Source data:
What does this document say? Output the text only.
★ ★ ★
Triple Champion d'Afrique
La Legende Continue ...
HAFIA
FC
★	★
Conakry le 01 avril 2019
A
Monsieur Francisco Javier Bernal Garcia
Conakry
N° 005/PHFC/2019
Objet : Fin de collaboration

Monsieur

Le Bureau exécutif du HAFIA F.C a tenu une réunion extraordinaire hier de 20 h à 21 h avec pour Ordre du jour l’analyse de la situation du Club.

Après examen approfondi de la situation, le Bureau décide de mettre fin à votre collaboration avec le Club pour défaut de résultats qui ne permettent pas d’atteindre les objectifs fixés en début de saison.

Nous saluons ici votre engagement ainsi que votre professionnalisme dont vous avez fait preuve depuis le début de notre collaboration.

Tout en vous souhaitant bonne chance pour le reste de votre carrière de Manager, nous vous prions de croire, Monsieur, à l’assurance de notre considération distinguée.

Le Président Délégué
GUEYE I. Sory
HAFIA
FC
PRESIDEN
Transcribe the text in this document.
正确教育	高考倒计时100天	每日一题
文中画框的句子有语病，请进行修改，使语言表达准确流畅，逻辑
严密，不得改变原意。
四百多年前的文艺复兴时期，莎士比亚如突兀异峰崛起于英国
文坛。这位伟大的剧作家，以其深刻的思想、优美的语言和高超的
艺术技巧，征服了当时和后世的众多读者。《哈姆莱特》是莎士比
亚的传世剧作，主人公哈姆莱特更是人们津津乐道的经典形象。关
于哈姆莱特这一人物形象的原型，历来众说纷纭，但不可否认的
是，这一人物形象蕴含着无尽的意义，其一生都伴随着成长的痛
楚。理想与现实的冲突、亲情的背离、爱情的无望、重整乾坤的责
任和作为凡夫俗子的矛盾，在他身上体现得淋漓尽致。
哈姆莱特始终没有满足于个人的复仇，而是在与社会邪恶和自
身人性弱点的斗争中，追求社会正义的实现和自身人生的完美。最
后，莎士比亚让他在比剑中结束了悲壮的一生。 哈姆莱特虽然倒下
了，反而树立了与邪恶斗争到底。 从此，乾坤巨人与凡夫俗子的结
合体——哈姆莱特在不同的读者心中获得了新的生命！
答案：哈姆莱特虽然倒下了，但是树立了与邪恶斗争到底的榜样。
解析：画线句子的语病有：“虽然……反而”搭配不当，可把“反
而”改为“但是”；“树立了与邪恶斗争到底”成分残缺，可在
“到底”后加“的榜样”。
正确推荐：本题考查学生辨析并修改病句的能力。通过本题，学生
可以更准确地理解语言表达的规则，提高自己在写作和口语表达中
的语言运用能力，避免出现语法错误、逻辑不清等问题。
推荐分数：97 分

## Required task
Copy every line above in which the string "début" shows up.

## Written response
Après examen approfondi de la situation, le Bureau décide de mettre fin à votre collaboration avec le Club pour défaut de résultats qui ne permettent pas d’atteindre les objectifs fixés en début de saison.
Nous saluons ici votre engagement ainsi que votre professionnalisme dont vous avez fait preuve depuis le début de notre collaboration.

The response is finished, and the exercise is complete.